## [WHAT YOU HAVE TO DO]
Print all of the data exactly.

Begin MATERIAL FOR THE TASK

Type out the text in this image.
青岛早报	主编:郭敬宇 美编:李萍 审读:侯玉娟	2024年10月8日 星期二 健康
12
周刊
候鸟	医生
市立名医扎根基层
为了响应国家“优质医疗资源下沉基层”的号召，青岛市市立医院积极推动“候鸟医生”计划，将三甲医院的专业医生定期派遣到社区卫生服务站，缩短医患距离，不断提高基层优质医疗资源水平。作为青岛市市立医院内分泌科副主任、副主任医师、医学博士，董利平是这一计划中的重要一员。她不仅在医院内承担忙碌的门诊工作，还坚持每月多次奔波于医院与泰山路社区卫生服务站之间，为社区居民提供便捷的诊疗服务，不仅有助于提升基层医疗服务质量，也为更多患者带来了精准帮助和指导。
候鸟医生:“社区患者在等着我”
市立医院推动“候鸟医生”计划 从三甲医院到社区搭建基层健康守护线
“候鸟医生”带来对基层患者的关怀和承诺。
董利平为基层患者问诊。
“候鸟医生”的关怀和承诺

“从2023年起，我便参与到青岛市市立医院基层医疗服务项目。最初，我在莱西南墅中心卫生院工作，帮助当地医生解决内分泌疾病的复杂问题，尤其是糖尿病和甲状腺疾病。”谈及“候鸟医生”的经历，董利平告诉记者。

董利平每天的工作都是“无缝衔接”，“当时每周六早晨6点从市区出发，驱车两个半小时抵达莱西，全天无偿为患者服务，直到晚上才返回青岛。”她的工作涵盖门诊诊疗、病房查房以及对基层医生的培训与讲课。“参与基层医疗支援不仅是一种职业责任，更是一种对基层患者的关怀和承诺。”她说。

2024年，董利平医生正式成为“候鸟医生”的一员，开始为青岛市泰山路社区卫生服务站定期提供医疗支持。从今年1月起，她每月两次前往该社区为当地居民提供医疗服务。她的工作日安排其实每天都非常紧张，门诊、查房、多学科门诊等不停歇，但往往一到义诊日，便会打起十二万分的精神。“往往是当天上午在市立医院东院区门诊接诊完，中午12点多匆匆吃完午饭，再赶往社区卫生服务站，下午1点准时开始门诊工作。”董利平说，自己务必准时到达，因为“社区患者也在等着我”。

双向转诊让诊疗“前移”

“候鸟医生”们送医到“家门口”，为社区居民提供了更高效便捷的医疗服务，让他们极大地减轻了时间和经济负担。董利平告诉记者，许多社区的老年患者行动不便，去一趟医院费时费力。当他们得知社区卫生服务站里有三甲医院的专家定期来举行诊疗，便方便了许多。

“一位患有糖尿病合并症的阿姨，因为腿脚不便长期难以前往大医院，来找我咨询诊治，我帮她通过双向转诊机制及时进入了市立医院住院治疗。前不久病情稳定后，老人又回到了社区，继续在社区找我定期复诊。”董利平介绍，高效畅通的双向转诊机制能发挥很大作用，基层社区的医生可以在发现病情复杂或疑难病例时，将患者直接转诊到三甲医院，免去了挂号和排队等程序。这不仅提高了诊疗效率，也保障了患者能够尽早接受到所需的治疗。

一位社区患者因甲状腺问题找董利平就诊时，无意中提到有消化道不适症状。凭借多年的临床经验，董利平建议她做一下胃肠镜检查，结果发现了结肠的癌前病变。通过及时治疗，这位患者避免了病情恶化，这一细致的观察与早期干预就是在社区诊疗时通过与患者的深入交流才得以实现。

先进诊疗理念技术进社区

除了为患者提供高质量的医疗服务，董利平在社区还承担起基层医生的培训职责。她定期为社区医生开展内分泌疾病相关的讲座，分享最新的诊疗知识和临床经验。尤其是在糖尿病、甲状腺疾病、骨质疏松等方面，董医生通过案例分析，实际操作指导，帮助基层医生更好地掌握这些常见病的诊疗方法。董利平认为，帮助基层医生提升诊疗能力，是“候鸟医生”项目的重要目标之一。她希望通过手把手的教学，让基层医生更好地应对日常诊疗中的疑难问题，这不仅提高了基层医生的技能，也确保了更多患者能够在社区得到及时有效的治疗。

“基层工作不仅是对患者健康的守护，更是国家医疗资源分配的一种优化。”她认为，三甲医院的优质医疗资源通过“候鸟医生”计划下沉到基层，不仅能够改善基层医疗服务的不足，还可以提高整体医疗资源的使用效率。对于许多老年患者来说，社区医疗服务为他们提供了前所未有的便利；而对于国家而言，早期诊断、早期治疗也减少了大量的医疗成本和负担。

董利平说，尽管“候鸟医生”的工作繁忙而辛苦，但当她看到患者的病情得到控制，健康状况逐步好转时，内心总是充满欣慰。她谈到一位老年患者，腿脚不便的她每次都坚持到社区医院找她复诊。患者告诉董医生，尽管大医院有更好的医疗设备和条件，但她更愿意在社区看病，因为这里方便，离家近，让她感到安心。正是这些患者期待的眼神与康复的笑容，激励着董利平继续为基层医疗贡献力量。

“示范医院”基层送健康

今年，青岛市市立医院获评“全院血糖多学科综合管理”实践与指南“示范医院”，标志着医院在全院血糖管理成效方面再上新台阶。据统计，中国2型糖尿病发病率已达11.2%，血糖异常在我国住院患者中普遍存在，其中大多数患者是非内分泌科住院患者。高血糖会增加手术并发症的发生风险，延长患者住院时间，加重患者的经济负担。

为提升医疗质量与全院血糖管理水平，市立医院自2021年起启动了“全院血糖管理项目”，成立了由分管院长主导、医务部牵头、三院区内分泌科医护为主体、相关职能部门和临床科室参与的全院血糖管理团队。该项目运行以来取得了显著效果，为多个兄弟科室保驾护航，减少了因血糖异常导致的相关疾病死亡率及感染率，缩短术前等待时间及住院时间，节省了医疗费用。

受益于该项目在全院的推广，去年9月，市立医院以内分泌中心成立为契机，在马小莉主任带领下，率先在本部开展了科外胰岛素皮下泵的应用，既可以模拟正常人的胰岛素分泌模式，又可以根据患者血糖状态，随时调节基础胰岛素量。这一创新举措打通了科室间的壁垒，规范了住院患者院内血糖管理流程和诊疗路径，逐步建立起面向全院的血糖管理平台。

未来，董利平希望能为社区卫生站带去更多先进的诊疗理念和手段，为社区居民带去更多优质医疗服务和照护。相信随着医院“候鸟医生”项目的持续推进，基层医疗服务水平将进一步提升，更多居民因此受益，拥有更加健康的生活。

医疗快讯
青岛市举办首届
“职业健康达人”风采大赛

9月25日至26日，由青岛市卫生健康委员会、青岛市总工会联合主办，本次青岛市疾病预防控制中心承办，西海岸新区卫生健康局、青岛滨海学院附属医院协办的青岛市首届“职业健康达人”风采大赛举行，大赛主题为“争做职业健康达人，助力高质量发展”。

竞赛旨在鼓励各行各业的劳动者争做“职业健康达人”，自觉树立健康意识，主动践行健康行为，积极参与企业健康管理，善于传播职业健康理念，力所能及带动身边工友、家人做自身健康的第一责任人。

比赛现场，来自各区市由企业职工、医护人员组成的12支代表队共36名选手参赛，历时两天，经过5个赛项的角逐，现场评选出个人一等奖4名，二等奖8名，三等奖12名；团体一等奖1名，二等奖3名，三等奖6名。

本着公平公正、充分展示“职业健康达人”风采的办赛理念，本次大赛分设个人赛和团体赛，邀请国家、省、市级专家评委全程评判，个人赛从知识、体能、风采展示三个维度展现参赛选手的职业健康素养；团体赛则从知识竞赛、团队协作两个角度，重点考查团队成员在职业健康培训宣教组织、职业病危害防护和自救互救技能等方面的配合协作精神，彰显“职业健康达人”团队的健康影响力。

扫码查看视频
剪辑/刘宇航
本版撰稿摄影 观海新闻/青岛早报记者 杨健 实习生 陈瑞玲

End MATERIAL FOR THE TASK

## [SOLUTION TO THIS EXERCISE]
Type out the text in this image.
青岛早报	主编:郭敬宇 美编:李萍 审读:侯玉娟	2024年10月8日 星期二 健康
12
周刊
候鸟	医生
市立名医扎根基层
为了响应国家“优质医疗资源下沉基层”的号召，青岛市市立医院积极推动“候鸟医生”计划，将三甲医院的专业医生定期派遣到社区卫生服务站，缩短医患距离，不断提高基层优质医疗资源水平。作为青岛市市立医院内分泌科副主任、副主任医师、医学博士，董利平是这一计划中的重要一员。她不仅在医院内承担忙碌的门诊工作，还坚持每月多次奔波于医院与泰山路社区卫生服务站之间，为社区居民提供便捷的诊疗服务，不仅有助于提升基层医疗服务质量，也为更多患者带来了精准帮助和指导。
候鸟医生:“社区患者在等着我”
市立医院推动“候鸟医生”计划 从三甲医院到社区搭建基层健康守护线
“候鸟医生”带来对基层患者的关怀和承诺。
董利平为基层患者问诊。
“候鸟医生”的关怀和承诺

“从2023年起，我便参与到青岛市市立医院基层医疗服务项目。最初，我在莱西南墅中心卫生院工作，帮助当地医生解决内分泌疾病的复杂问题，尤其是糖尿病和甲状腺疾病。”谈及“候鸟医生”的经历，董利平告诉记者。

董利平每天的工作都是“无缝衔接”，“当时每周六早晨6点从市区出发，驱车两个半小时抵达莱西，全天无偿为患者服务，直到晚上才返回青岛。”她的工作涵盖门诊诊疗、病房查房以及对基层医生的培训与讲课。“参与基层医疗支援不仅是一种职业责任，更是一种对基层患者的关怀和承诺。”她说。

2024年，董利平医生正式成为“候鸟医生”的一员，开始为青岛市泰山路社区卫生服务站定期提供医疗支持。从今年1月起，她每月两次前往该社区为当地居民提供医疗服务。她的工作日安排其实每天都非常紧张，门诊、查房、多学科门诊等不停歇，但往往一到义诊日，便会打起十二万分的精神。“往往是当天上午在市立医院东院区门诊接诊完，中午12点多匆匆吃完午饭，再赶往社区卫生服务站，下午1点准时开始门诊工作。”董利平说，自己务必准时到达，因为“社区患者也在等着我”。

双向转诊让诊疗“前移”

“候鸟医生”们送医到“家门口”，为社区居民提供了更高效便捷的医疗服务，让他们极大地减轻了时间和经济负担。董利平告诉记者，许多社区的老年患者行动不便，去一趟医院费时费力。当他们得知社区卫生服务站里有三甲医院的专家定期来举行诊疗，便方便了许多。

“一位患有糖尿病合并症的阿姨，因为腿脚不便长期难以前往大医院，来找我咨询诊治，我帮她通过双向转诊机制及时进入了市立医院住院治疗。前不久病情稳定后，老人又回到了社区，继续在社区找我定期复诊。”董利平介绍，高效畅通的双向转诊机制能发挥很大作用，基层社区的医生可以在发现病情复杂或疑难病例时，将患者直接转诊到三甲医院，免去了挂号和排队等程序。这不仅提高了诊疗效率，也保障了患者能够尽早接受到所需的治疗。

一位社区患者因甲状腺问题找董利平就诊时，无意中提到有消化道不适症状。凭借多年的临床经验，董利平建议她做一下胃肠镜检查，结果发现了结肠的癌前病变。通过及时治疗，这位患者避免了病情恶化，这一细致的观察与早期干预就是在社区诊疗时通过与患者的深入交流才得以实现。

先进诊疗理念技术进社区

除了为患者提供高质量的医疗服务，董利平在社区还承担起基层医生的培训职责。她定期为社区医生开展内分泌疾病相关的讲座，分享最新的诊疗知识和临床经验。尤其是在糖尿病、甲状腺疾病、骨质疏松等方面，董医生通过案例分析，实际操作指导，帮助基层医生更好地掌握这些常见病的诊疗方法。董利平认为，帮助基层医生提升诊疗能力，是“候鸟医生”项目的重要目标之一。她希望通过手把手的教学，让基层医生更好地应对日常诊疗中的疑难问题，这不仅提高了基层医生的技能，也确保了更多患者能够在社区得到及时有效的治疗。

“基层工作不仅是对患者健康的守护，更是国家医疗资源分配的一种优化。”她认为，三甲医院的优质医疗资源通过“候鸟医生”计划下沉到基层，不仅能够改善基层医疗服务的不足，还可以提高整体医疗资源的使用效率。对于许多老年患者来说，社区医疗服务为他们提供了前所未有的便利；而对于国家而言，早期诊断、早期治疗也减少了大量的医疗成本和负担。

董利平说，尽管“候鸟医生”的工作繁忙而辛苦，但当她看到患者的病情得到控制，健康状况逐步好转时，内心总是充满欣慰。她谈到一位老年患者，腿脚不便的她每次都坚持到社区医院找她复诊。患者告诉董医生，尽管大医院有更好的医疗设备和条件，但她更愿意在社区看病，因为这里方便，离家近，让她感到安心。正是这些患者期待的眼神与康复的笑容，激励着董利平继续为基层医疗贡献力量。

“示范医院”基层送健康

今年，青岛市市立医院获评“全院血糖多学科综合管理”实践与指南“示范医院”，标志着医院在全院血糖管理成效方面再上新台阶。据统计，中国2型糖尿病发病率已达11.2%，血糖异常在我国住院患者中普遍存在，其中大多数患者是非内分泌科住院患者。高血糖会增加手术并发症的发生风险，延长患者住院时间，加重患者的经济负担。

为提升医疗质量与全院血糖管理水平，市立医院自2021年起启动了“全院血糖管理项目”，成立了由分管院长主导、医务部牵头、三院区内分泌科医护为主体、相关职能部门和临床科室参与的全院血糖管理团队。该项目运行以来取得了显著效果，为多个兄弟科室保驾护航，减少了因血糖异常导致的相关疾病死亡率及感染率，缩短术前等待时间及住院时间，节省了医疗费用。

受益于该项目在全院的推广，去年9月，市立医院以内分泌中心成立为契机，在马小莉主任带领下，率先在本部开展了科外胰岛素皮下泵的应用，既可以模拟正常人的胰岛素分泌模式，又可以根据患者血糖状态，随时调节基础胰岛素量。这一创新举措打通了科室间的壁垒，规范了住院患者院内血糖管理流程和诊疗路径，逐步建立起面向全院的血糖管理平台。

未来，董利平希望能为社区卫生站带去更多先进的诊疗理念和手段，为社区居民带去更多优质医疗服务和照护。相信随着医院“候鸟医生”项目的持续推进，基层医疗服务水平将进一步提升，更多居民因此受益，拥有更加健康的生活。

医疗快讯
青岛市举办首届
“职业健康达人”风采大赛

9月25日至26日，由青岛市卫生健康委员会、青岛市总工会联合主办，本次青岛市疾病预防控制中心承办，西海岸新区卫生健康局、青岛滨海学院附属医院协办的青岛市首届“职业健康达人”风采大赛举行，大赛主题为“争做职业健康达人，助力高质量发展”。

竞赛旨在鼓励各行各业的劳动者争做“职业健康达人”，自觉树立健康意识，主动践行健康行为，积极参与企业健康管理，善于传播职业健康理念，力所能及带动身边工友、家人做自身健康的第一责任人。

比赛现场，来自各区市由企业职工、医护人员组成的12支代表队共36名选手参赛，历时两天，经过5个赛项的角逐，现场评选出个人一等奖4名，二等奖8名，三等奖12名；团体一等奖1名，二等奖3名，三等奖6名。

本着公平公正、充分展示“职业健康达人”风采的办赛理念，本次大赛分设个人赛和团体赛，邀请国家、省、市级专家评委全程评判，个人赛从知识、体能、风采展示三个维度展现参赛选手的职业健康素养；团体赛则从知识竞赛、团队协作两个角度，重点考查团队成员在职业健康培训宣教组织、职业病危害防护和自救互救技能等方面的配合协作精神，彰显“职业健康达人”团队的健康影响力。

扫码查看视频
剪辑/刘宇航
本版撰稿摄影 观海新闻/青岛早报记者 杨健 实习生 陈瑞玲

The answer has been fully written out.